[Image element box records]
※

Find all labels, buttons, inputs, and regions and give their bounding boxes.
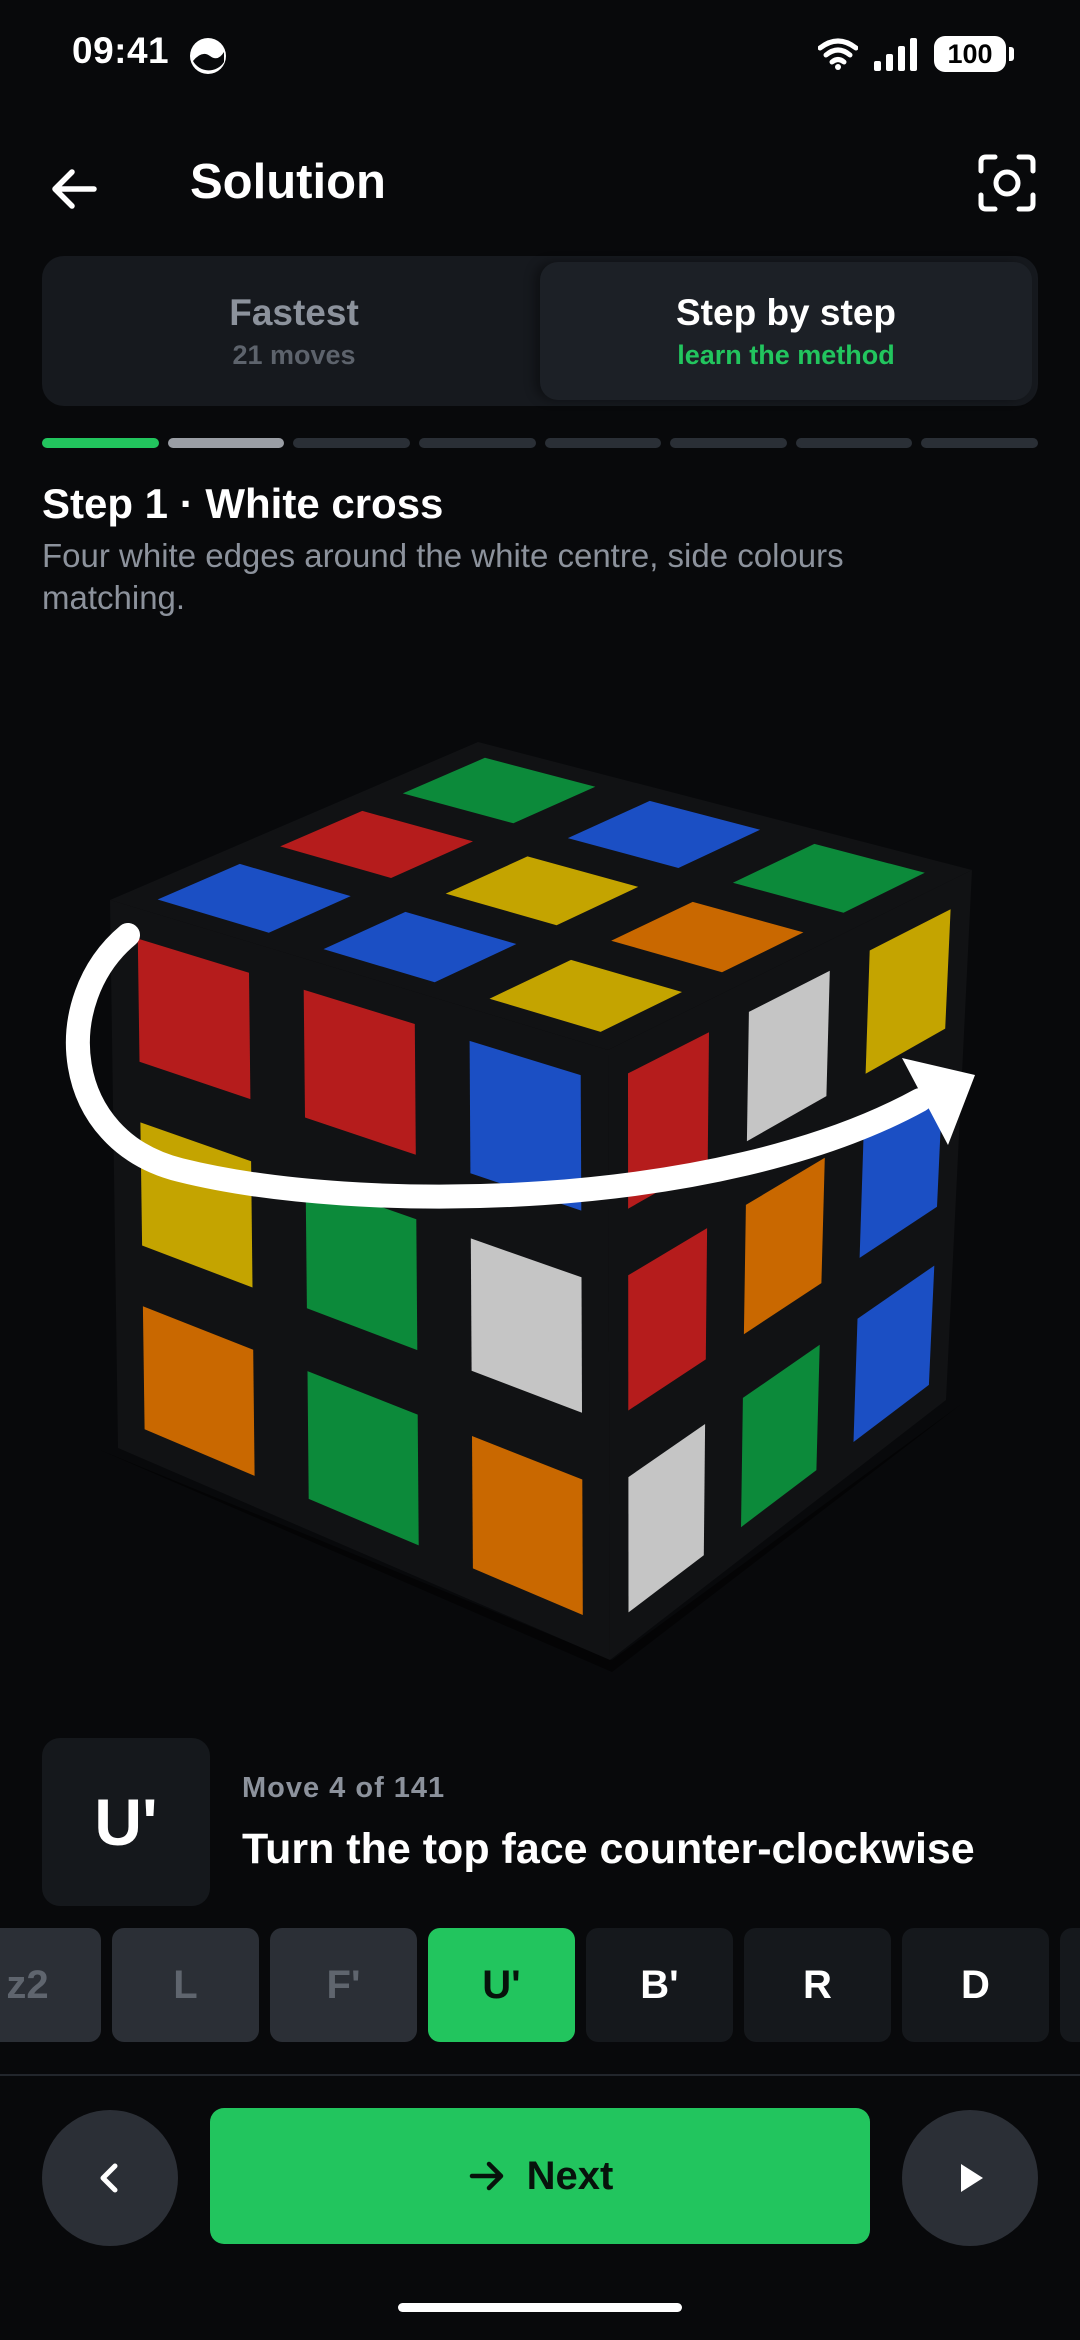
back-arrow-icon[interactable] xyxy=(42,148,112,218)
tab-step-by-step-sub: learn the method xyxy=(677,339,895,370)
divider xyxy=(0,2074,1080,2076)
progress-segment xyxy=(418,438,536,448)
solution-mode-switch: Fastest 21 moves Step by step learn the … xyxy=(42,256,1038,406)
move-counter: Move 4 of 141 xyxy=(242,1772,446,1804)
battery-indicator: 100 xyxy=(934,36,1014,72)
tab-fastest-sub: 21 moves xyxy=(232,339,356,370)
status-bar: 09:41 100 xyxy=(0,0,1080,110)
move-chip[interactable] xyxy=(1060,1928,1080,2042)
status-icons: 100 xyxy=(818,32,1014,76)
move-chip-label: z2 xyxy=(6,1962,49,2007)
move-chip[interactable]: D xyxy=(902,1928,1049,2042)
step-description: Four white edges around the white centre… xyxy=(42,537,844,616)
tab-step-by-step[interactable]: Step by step learn the method xyxy=(540,262,1032,400)
page-title: Solution xyxy=(190,155,386,209)
cube-illustration xyxy=(0,700,1080,1700)
progress-segment xyxy=(921,438,1038,448)
move-chip-label: F' xyxy=(326,1962,361,2007)
move-chip-label: D xyxy=(961,1962,990,2007)
move-chip-label: B' xyxy=(640,1962,679,2007)
progress-segment xyxy=(670,438,787,448)
home-indicator xyxy=(398,2303,682,2312)
move-description: Turn the top face counter-clockwise xyxy=(242,1825,975,1873)
move-strip: z2 L F' U' B' R D xyxy=(0,1928,1080,2042)
current-move-notation: U' xyxy=(42,1738,210,1906)
focus-mode-icon xyxy=(190,38,226,74)
progress-segment xyxy=(293,438,410,448)
status-time: 09:41 xyxy=(72,30,170,71)
next-move-button[interactable]: Next xyxy=(210,2108,870,2244)
move-chip-label: L xyxy=(173,1962,198,2007)
play-icon xyxy=(961,2164,983,2192)
next-button-label: Next xyxy=(526,2153,614,2198)
progress-segment xyxy=(167,438,285,448)
autoplay-button[interactable] xyxy=(902,2110,1038,2246)
move-chip[interactable]: U' xyxy=(428,1928,575,2042)
progress-segment xyxy=(544,438,662,448)
progress-segment xyxy=(42,438,159,448)
step-title: Step 1 · White cross xyxy=(42,480,444,527)
move-chip-label: R xyxy=(803,1962,832,2007)
chevron-left-icon xyxy=(100,2163,118,2193)
move-chip[interactable]: L xyxy=(112,1928,259,2042)
move-chip[interactable]: F' xyxy=(270,1928,417,2042)
previous-move-button[interactable] xyxy=(42,2110,178,2246)
move-chip[interactable]: z2 xyxy=(0,1928,101,2042)
cube-svg xyxy=(66,742,975,1672)
move-chip[interactable]: B' xyxy=(586,1928,733,2042)
tab-step-by-step-label: Step by step xyxy=(676,291,896,333)
app-header: Solution xyxy=(0,140,1080,226)
move-chip-label: U' xyxy=(482,1962,521,2007)
tab-fastest[interactable]: Fastest 21 moves xyxy=(48,262,540,400)
tab-fastest-label: Fastest xyxy=(229,291,359,333)
step-progress xyxy=(42,438,1038,448)
scan-camera-icon[interactable] xyxy=(972,148,1042,218)
progress-segment xyxy=(795,438,913,448)
arrow-right-icon xyxy=(469,2161,503,2191)
wifi-icon xyxy=(818,38,858,70)
signal-icon xyxy=(874,38,917,71)
move-chip[interactable]: R xyxy=(744,1928,891,2042)
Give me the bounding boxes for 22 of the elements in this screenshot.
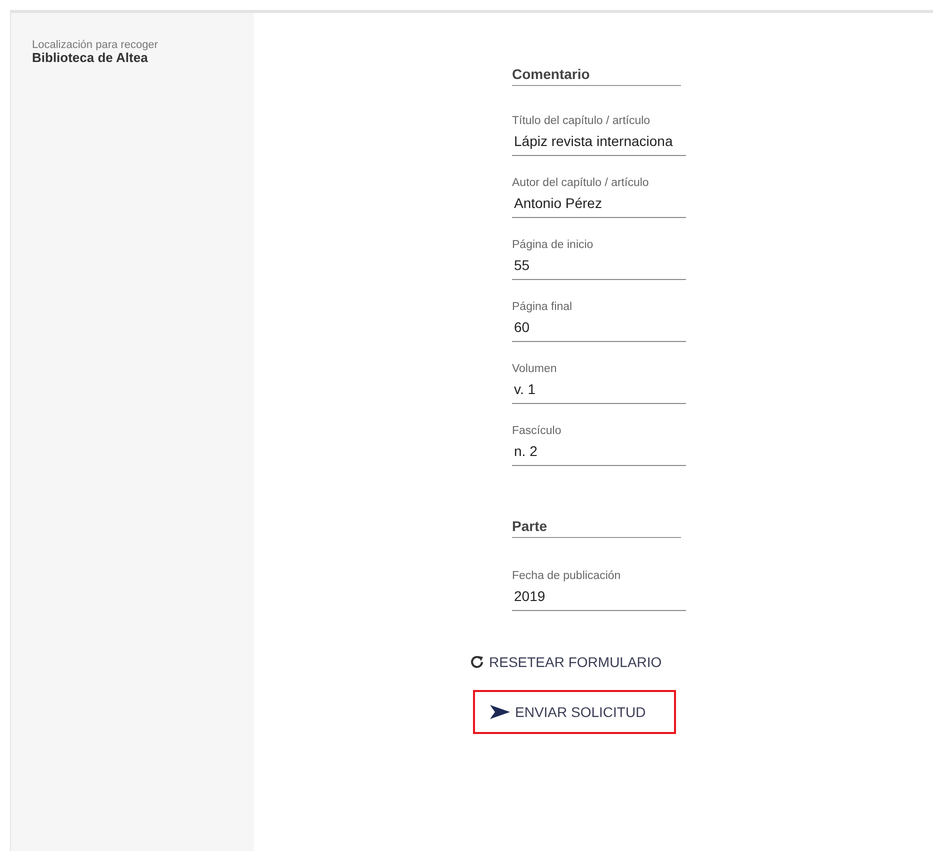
input-field[interactable]: 55 — [512, 257, 686, 280]
send-icon — [489, 704, 511, 720]
pickup-location: Biblioteca de Altea — [32, 51, 148, 65]
field-label: Autor del capítulo / artículo — [512, 176, 649, 190]
pickup-label: Localización para recoger — [32, 39, 159, 51]
field-label: Página de inicio — [512, 238, 594, 252]
input-field[interactable]: Antonio Pérez — [512, 195, 686, 218]
field-label: Fascículo — [512, 424, 562, 438]
input-field[interactable]: 60 — [512, 319, 686, 342]
input-field[interactable]: n. 2 — [512, 443, 686, 466]
field-label: Volumen — [512, 362, 557, 376]
field-label: Página final — [512, 300, 572, 314]
input-field[interactable]: v. 1 — [512, 381, 686, 404]
field-label: Título del capítulo / artículo — [512, 114, 650, 128]
section-heading: Comentario — [512, 66, 681, 86]
submit-button[interactable]: ENVIAR SOLICITUD — [473, 690, 676, 734]
input-field[interactable]: Lápiz revista internaciona — [512, 133, 686, 156]
field-label: Fecha de publicación — [512, 569, 621, 583]
section-heading: Parte — [512, 518, 681, 538]
reset-button[interactable]: RESETEAR FORMULARIO — [467, 648, 664, 676]
input-field[interactable]: 2019 — [512, 588, 686, 611]
reset-icon — [469, 654, 485, 670]
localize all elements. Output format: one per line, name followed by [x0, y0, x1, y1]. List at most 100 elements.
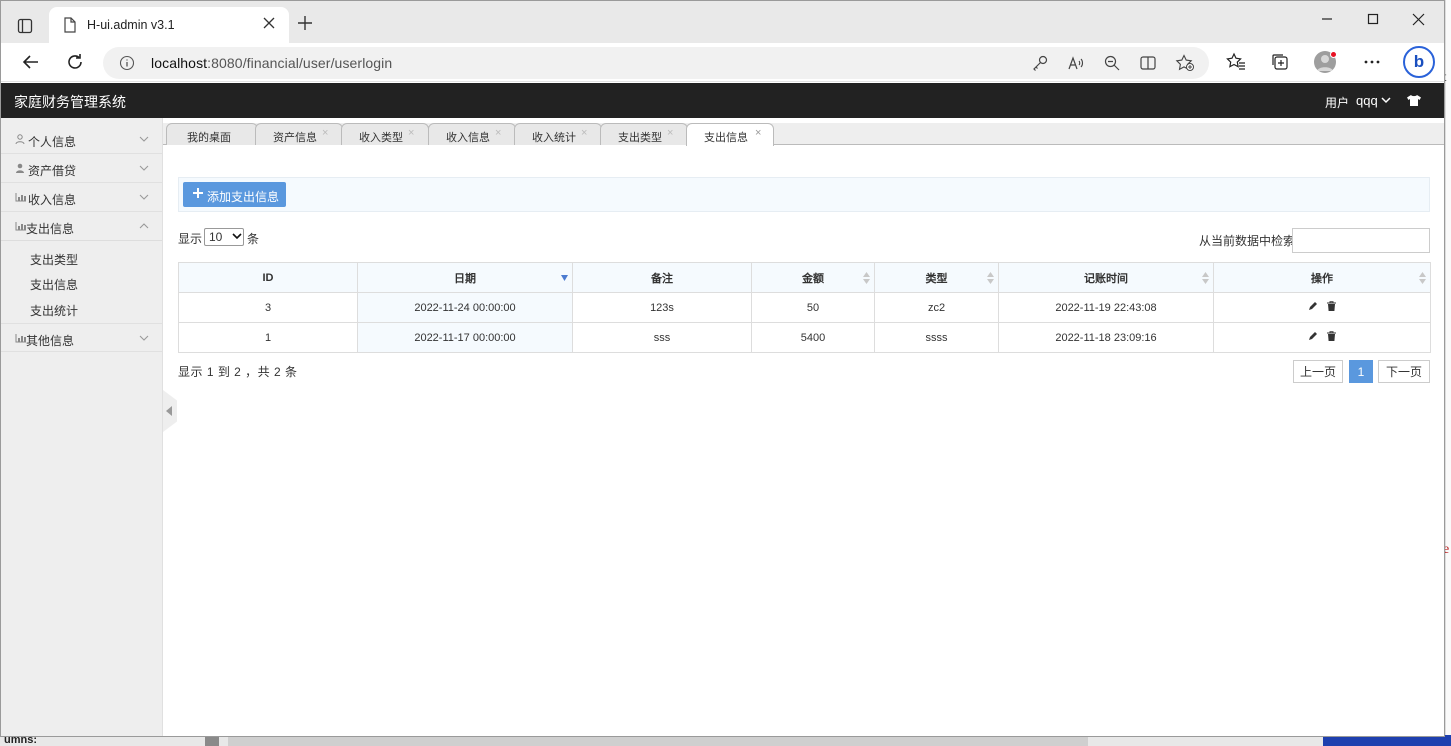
tab-expense-info[interactable]: 支出信息 ×	[686, 123, 774, 146]
tab-income-info[interactable]: 收入信息 ×	[428, 123, 516, 145]
expense-table: ID 日期 备注 金额 类型 记账时间 操作 3 2022-11-24 00:0…	[178, 262, 1431, 353]
more-options-icon[interactable]	[1363, 53, 1381, 71]
tab-close-icon[interactable]: ×	[667, 127, 673, 139]
table-row: 3 2022-11-24 00:00:00 123s 50 zc2 2022-1…	[178, 292, 1431, 323]
background-window-edge	[1445, 0, 1451, 746]
favorites-icon[interactable]	[1226, 52, 1246, 72]
cell-record-time: 2022-11-18 23:09:16	[998, 322, 1214, 353]
key-icon[interactable]	[1031, 54, 1049, 72]
tab-label: 我的桌面	[187, 132, 231, 144]
page-icon	[63, 17, 77, 33]
edit-pencil-icon[interactable]	[1308, 301, 1318, 314]
chevron-up-icon	[139, 222, 149, 230]
tab-assets-info[interactable]: 资产信息 ×	[255, 123, 343, 145]
add-expense-button[interactable]: 添加支出信息	[183, 182, 286, 207]
column-header-date[interactable]: 日期	[357, 262, 573, 293]
sort-icon	[1419, 272, 1426, 284]
edit-pencil-icon[interactable]	[1308, 331, 1318, 344]
user-menu[interactable]: qqq	[1356, 93, 1378, 108]
zoom-out-icon[interactable]	[1103, 54, 1121, 72]
column-header-id[interactable]: ID	[178, 262, 358, 293]
chevron-down-icon	[232, 233, 242, 241]
next-page-button[interactable]: 下一页	[1378, 360, 1430, 383]
browser-tab[interactable]: H-ui.admin v3.1	[49, 7, 289, 43]
tab-income-type[interactable]: 收入类型 ×	[341, 123, 429, 145]
chevron-down-icon[interactable]	[1381, 95, 1391, 105]
close-window-icon[interactable]	[1412, 13, 1425, 26]
tab-label: 收入统计	[532, 132, 576, 144]
cell-date: 2022-11-17 00:00:00	[357, 322, 573, 353]
delete-trash-icon[interactable]	[1327, 301, 1337, 314]
column-header-note[interactable]: 备注	[572, 262, 752, 293]
page-length-select[interactable]: 10	[204, 228, 244, 246]
sidebar-item-expense-type[interactable]: 支出类型	[30, 251, 78, 268]
column-header-type[interactable]: 类型	[874, 262, 999, 293]
delete-trash-icon[interactable]	[1327, 331, 1337, 344]
header-label: ID	[262, 271, 274, 284]
cell-note: 123s	[572, 292, 752, 323]
table-row: 1 2022-11-17 00:00:00 sss 5400 ssss 2022…	[178, 322, 1431, 353]
tab-close-icon[interactable]: ×	[495, 127, 501, 139]
column-header-record-time[interactable]: 记账时间	[998, 262, 1214, 293]
page-length-value: 10	[209, 230, 223, 244]
user-label: 用户	[1325, 96, 1350, 110]
sort-icon	[863, 272, 870, 284]
table-header-row: ID 日期 备注 金额 类型 记账时间 操作	[178, 262, 1431, 293]
tab-label: 支出信息	[704, 132, 748, 144]
sidebar-menu-assets[interactable]: 资产借贷	[1, 154, 162, 183]
address-bar[interactable]: localhost:8080/financial/user/userlogin	[103, 47, 1209, 79]
header-label: 金额	[802, 272, 824, 285]
tab-income-stats[interactable]: 收入统计 ×	[514, 123, 602, 145]
cell-date: 2022-11-24 00:00:00	[357, 292, 573, 323]
bing-copilot-icon[interactable]: b	[1403, 46, 1435, 78]
sort-desc-icon	[561, 275, 568, 281]
split-screen-icon[interactable]	[1139, 54, 1157, 72]
tab-close-icon[interactable]: ×	[322, 127, 328, 139]
site-info-icon[interactable]	[119, 55, 135, 71]
add-favorite-icon[interactable]	[1175, 54, 1195, 72]
tab-label: 资产信息	[273, 132, 317, 144]
tab-my-desktop[interactable]: 我的桌面	[166, 123, 258, 145]
cell-record-time: 2022-11-19 22:43:08	[998, 292, 1214, 323]
sidebar-menu-other[interactable]: 其他信息	[1, 323, 162, 352]
cell-actions	[1213, 292, 1431, 323]
tab-actions-icon[interactable]	[11, 12, 39, 40]
back-arrow-icon[interactable]	[21, 52, 41, 72]
url-host: localhost	[151, 55, 208, 71]
sidebar-menu-income[interactable]: 收入信息	[1, 183, 162, 212]
maximize-icon[interactable]	[1367, 13, 1379, 25]
chart-icon	[15, 192, 27, 202]
header-label: 备注	[651, 272, 673, 285]
sidebar-item-expense-info[interactable]: 支出信息	[30, 276, 78, 293]
search-input[interactable]	[1292, 228, 1430, 253]
minimize-icon[interactable]	[1321, 13, 1333, 25]
sidebar-menu-personal[interactable]: 个人信息	[1, 125, 162, 154]
browser-tab-strip: H-ui.admin v3.1	[1, 1, 1444, 43]
chevron-down-icon	[139, 193, 149, 201]
skin-tshirt-icon[interactable]	[1407, 94, 1421, 106]
sidebar-collapse-handle[interactable]	[163, 390, 177, 432]
sidebar-menu-label: 其他信息	[26, 334, 75, 348]
pagination-info: 显示 1 到 2 ，共 2 条	[178, 365, 298, 379]
column-header-amount[interactable]: 金额	[751, 262, 875, 293]
new-tab-icon[interactable]	[297, 15, 313, 31]
sidebar-menu-label: 收入信息	[28, 193, 77, 207]
sidebar-menu-label: 资产借贷	[28, 164, 77, 178]
sidebar-menu-expense[interactable]: 支出信息	[1, 212, 162, 241]
tab-close-icon[interactable]: ×	[755, 127, 761, 139]
prev-page-button[interactable]: 上一页	[1293, 360, 1343, 383]
tab-close-icon[interactable]: ×	[581, 127, 587, 139]
search-label: 从当前数据中检索:	[1199, 234, 1299, 248]
collections-icon[interactable]	[1270, 52, 1290, 72]
cell-type: zc2	[874, 292, 999, 323]
close-tab-icon[interactable]	[263, 17, 275, 29]
sidebar-item-expense-stats[interactable]: 支出统计	[30, 302, 78, 319]
tab-label: 收入信息	[446, 132, 490, 144]
page-tab-bar: 我的桌面 资产信息 × 收入类型 × 收入信息 × 收入统计 × 支出类型 ×	[163, 118, 1444, 146]
refresh-icon[interactable]	[65, 52, 85, 72]
read-aloud-icon[interactable]	[1067, 54, 1085, 72]
tab-label: 支出类型	[618, 132, 662, 144]
tab-close-icon[interactable]: ×	[408, 127, 414, 139]
page-1-button[interactable]: 1	[1349, 360, 1373, 383]
tab-expense-type[interactable]: 支出类型 ×	[600, 123, 688, 145]
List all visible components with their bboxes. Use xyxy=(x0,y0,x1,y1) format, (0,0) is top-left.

※

Copy, word for word, the lines from the one containing "input-field[interactable]: 55 —" up to and including the one containing "localize all elements.".

> **RESPONSE BELOW**
input-field[interactable]: 55 — [512, 257, 686, 280]
send-icon — [489, 704, 511, 720]
pickup-location: Biblioteca de Altea — [32, 51, 148, 65]
field-label: Autor del capítulo / artículo — [512, 176, 649, 190]
pickup-label: Localización para recoger — [32, 39, 159, 51]
field-label: Página de inicio — [512, 238, 594, 252]
input-field[interactable]: Antonio Pérez — [512, 195, 686, 218]
field-label: Fascículo — [512, 424, 562, 438]
input-field[interactable]: 60 — [512, 319, 686, 342]
input-field[interactable]: n. 2 — [512, 443, 686, 466]
field-label: Volumen — [512, 362, 557, 376]
field-label: Página final — [512, 300, 572, 314]
input-field[interactable]: v. 1 — [512, 381, 686, 404]
field-label: Título del capítulo / artículo — [512, 114, 650, 128]
section-heading: Comentario — [512, 66, 681, 86]
submit-button[interactable]: ENVIAR SOLICITUD — [473, 690, 676, 734]
input-field[interactable]: Lápiz revista internaciona — [512, 133, 686, 156]
field-label: Fecha de publicación — [512, 569, 621, 583]
section-heading: Parte — [512, 518, 681, 538]
reset-button[interactable]: RESETEAR FORMULARIO — [467, 648, 664, 676]
input-field[interactable]: 2019 — [512, 588, 686, 611]
reset-icon — [469, 654, 485, 670]
localize all elements. Output format: one per line, name followed by [x0, y0, x1, y1]. List at most 100 elements.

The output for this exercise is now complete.